▶ **YOUR INSTRUCTIONS**:
Show every line containing "true" by copying it.

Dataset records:
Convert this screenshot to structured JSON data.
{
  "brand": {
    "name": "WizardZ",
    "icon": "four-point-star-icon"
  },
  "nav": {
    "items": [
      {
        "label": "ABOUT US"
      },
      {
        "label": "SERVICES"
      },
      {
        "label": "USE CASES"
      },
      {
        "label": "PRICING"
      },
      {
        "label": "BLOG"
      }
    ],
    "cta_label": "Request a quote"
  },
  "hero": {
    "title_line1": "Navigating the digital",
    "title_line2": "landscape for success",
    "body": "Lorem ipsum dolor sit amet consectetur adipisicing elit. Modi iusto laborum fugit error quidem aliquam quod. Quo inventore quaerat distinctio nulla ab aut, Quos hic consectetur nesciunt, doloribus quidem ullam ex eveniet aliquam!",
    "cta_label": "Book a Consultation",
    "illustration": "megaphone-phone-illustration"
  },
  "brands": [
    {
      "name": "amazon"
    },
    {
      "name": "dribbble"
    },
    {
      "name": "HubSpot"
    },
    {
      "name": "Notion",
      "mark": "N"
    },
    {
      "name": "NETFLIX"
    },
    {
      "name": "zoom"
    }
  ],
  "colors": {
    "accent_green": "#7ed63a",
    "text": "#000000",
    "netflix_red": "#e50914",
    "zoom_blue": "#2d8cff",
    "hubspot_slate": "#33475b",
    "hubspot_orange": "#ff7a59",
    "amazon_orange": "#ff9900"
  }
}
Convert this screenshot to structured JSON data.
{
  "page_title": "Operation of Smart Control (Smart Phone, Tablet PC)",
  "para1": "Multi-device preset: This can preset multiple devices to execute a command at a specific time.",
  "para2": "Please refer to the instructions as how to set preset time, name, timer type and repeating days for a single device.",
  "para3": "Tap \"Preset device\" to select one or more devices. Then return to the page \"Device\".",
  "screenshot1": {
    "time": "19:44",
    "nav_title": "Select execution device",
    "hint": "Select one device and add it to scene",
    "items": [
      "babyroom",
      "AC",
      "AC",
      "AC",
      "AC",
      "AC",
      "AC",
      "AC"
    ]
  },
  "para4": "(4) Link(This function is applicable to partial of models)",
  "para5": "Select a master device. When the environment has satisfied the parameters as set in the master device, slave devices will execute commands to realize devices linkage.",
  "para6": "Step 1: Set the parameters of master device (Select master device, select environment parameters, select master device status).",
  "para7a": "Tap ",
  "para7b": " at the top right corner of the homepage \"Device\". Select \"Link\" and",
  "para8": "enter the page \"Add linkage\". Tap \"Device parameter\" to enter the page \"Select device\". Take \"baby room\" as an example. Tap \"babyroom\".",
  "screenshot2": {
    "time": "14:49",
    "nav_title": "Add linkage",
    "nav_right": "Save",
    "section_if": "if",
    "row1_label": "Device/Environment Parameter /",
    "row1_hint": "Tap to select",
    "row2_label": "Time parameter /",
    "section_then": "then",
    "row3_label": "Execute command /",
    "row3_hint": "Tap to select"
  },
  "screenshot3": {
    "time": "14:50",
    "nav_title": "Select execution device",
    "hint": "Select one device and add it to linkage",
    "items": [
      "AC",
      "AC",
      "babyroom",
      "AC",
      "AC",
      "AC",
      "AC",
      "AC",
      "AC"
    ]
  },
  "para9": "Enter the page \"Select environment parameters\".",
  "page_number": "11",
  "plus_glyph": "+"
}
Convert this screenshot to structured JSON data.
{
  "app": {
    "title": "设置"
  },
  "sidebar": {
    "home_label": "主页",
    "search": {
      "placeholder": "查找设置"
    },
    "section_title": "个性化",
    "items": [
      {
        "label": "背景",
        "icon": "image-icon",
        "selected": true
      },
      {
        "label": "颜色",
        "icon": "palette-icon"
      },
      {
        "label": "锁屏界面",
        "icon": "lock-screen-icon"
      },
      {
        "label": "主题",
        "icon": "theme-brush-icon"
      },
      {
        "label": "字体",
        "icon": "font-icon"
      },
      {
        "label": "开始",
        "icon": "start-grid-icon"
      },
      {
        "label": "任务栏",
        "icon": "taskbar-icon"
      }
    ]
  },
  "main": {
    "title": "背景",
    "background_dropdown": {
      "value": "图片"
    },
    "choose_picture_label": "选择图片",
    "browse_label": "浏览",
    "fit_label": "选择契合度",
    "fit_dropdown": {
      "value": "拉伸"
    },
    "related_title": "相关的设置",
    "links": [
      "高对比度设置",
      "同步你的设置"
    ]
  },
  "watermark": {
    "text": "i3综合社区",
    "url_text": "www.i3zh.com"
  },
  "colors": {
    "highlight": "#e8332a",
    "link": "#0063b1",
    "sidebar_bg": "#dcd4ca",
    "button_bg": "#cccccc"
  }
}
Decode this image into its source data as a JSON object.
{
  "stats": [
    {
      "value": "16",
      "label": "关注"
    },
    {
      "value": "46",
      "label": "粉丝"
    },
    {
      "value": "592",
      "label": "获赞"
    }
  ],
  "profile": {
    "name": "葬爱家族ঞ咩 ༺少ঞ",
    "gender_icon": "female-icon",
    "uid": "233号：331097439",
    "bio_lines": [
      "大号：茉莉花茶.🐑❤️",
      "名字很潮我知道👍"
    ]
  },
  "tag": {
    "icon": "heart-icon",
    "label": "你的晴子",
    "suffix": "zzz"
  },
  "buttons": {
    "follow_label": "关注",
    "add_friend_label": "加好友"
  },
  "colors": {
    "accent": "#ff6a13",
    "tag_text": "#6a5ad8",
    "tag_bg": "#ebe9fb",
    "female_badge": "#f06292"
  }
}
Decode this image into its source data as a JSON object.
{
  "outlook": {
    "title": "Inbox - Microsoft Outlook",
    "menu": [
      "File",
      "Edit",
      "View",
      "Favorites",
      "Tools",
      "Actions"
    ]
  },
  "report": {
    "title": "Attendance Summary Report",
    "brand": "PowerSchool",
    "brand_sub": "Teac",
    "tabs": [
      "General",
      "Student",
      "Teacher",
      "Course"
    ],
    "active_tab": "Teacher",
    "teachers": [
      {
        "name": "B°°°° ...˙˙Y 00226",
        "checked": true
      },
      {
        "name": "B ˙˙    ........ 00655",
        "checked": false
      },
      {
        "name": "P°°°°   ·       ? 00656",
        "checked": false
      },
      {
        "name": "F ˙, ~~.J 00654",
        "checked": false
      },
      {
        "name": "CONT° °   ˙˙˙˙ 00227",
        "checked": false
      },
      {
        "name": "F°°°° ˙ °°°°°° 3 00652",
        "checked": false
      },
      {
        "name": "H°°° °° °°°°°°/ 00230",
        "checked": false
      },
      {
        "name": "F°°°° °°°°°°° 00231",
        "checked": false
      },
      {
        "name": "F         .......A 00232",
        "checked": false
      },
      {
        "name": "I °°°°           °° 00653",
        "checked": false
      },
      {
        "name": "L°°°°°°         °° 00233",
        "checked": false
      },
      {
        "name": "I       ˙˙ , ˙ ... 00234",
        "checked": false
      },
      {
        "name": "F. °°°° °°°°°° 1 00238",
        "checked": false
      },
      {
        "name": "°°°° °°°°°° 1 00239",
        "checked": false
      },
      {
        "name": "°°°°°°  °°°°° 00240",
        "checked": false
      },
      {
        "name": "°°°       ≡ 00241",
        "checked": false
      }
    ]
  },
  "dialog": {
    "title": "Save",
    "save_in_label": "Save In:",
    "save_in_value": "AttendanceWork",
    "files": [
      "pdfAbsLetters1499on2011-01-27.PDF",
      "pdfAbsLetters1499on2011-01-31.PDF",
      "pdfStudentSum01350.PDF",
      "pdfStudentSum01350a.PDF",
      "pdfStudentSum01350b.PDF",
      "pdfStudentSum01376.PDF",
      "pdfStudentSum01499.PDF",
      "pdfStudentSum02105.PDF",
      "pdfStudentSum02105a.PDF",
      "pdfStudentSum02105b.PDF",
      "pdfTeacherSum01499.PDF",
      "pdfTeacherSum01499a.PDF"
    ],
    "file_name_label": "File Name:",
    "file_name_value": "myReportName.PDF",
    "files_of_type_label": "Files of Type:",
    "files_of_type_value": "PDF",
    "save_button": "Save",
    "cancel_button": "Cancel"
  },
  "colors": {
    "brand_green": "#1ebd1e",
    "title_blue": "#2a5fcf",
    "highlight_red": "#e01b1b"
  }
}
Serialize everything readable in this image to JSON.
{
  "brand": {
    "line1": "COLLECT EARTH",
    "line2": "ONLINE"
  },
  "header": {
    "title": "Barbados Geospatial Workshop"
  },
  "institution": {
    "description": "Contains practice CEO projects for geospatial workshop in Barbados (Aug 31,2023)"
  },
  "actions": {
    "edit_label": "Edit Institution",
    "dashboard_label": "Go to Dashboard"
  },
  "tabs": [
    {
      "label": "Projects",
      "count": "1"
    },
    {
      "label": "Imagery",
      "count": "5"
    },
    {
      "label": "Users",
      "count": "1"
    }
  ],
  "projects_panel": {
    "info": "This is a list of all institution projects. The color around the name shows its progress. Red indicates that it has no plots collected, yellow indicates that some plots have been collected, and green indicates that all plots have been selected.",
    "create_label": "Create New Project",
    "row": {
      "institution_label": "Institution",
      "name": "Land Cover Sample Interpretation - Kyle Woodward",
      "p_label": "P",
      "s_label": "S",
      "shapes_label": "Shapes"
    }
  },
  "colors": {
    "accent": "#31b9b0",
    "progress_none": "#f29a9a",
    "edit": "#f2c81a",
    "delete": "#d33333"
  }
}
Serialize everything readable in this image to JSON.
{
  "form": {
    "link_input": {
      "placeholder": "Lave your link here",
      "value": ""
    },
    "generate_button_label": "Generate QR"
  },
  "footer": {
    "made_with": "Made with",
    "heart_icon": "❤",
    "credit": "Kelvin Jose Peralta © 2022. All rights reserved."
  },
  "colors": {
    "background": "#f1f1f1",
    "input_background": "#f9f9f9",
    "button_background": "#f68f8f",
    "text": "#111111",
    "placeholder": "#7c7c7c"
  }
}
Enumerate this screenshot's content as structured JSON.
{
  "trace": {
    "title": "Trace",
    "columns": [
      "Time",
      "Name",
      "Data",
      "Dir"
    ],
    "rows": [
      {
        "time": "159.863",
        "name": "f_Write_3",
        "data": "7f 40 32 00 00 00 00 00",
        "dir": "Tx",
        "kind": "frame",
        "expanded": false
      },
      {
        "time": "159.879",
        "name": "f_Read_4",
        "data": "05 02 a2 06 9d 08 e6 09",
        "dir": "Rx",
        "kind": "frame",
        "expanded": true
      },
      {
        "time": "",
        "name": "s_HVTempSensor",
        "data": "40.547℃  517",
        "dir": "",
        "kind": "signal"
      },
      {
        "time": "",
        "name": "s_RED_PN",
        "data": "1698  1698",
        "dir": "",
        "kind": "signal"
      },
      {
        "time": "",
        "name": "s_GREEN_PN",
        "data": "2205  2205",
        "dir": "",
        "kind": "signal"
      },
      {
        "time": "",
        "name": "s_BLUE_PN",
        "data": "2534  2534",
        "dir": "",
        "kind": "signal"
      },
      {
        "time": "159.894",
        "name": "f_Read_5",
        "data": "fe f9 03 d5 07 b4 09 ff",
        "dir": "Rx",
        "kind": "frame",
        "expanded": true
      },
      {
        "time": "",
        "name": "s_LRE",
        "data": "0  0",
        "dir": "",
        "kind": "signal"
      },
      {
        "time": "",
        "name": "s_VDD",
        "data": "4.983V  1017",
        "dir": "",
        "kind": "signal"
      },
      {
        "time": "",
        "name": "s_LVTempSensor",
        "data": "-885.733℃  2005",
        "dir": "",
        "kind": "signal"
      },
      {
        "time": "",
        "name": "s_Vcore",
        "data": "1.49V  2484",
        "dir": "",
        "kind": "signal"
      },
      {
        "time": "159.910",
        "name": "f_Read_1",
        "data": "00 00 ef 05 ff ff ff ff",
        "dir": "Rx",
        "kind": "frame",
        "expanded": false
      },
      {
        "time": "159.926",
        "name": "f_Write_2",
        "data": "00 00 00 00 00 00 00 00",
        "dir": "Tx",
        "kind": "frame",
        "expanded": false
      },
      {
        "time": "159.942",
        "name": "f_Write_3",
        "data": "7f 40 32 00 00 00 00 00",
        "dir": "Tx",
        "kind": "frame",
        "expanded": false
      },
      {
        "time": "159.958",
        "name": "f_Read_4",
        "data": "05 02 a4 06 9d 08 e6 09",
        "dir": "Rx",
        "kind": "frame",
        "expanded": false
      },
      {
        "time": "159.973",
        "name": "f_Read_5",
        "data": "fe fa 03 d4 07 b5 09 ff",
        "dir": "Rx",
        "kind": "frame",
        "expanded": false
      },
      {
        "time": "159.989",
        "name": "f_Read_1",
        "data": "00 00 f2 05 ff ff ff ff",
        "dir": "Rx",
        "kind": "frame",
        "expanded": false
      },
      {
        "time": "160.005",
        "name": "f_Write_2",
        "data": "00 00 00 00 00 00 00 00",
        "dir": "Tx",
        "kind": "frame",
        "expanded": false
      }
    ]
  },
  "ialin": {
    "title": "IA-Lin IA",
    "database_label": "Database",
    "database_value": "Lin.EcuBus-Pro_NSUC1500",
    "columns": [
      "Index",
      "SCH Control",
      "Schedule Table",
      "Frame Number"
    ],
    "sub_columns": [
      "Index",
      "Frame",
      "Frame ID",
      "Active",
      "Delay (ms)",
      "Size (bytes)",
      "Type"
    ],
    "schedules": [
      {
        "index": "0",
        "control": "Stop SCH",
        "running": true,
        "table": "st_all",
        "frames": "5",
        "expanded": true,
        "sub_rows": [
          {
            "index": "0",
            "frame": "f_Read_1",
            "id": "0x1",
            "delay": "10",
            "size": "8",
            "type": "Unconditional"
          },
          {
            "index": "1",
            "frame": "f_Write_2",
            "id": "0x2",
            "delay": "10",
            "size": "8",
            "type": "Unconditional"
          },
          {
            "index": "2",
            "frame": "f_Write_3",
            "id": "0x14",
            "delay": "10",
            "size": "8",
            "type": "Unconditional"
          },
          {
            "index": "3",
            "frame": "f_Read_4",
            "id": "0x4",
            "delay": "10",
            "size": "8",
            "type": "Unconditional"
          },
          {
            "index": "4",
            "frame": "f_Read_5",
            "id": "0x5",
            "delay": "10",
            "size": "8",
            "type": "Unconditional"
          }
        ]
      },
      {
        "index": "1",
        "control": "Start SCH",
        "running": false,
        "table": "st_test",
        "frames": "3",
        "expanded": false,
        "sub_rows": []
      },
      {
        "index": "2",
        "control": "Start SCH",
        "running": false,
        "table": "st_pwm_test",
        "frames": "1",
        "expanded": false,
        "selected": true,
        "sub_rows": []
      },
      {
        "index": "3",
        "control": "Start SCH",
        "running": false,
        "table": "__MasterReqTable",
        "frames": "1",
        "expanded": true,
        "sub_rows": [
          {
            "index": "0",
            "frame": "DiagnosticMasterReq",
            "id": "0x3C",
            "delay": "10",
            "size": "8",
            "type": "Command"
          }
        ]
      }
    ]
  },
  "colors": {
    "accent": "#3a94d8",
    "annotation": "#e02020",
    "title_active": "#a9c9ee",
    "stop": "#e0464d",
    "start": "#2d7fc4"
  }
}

▶ **OUTPUT BELOW**:
        "selected": true
        "checked": true
        "expanded": true
        "expanded": true
        "running": true,
        "expanded": true,
        "selected": true,
        "expanded": true,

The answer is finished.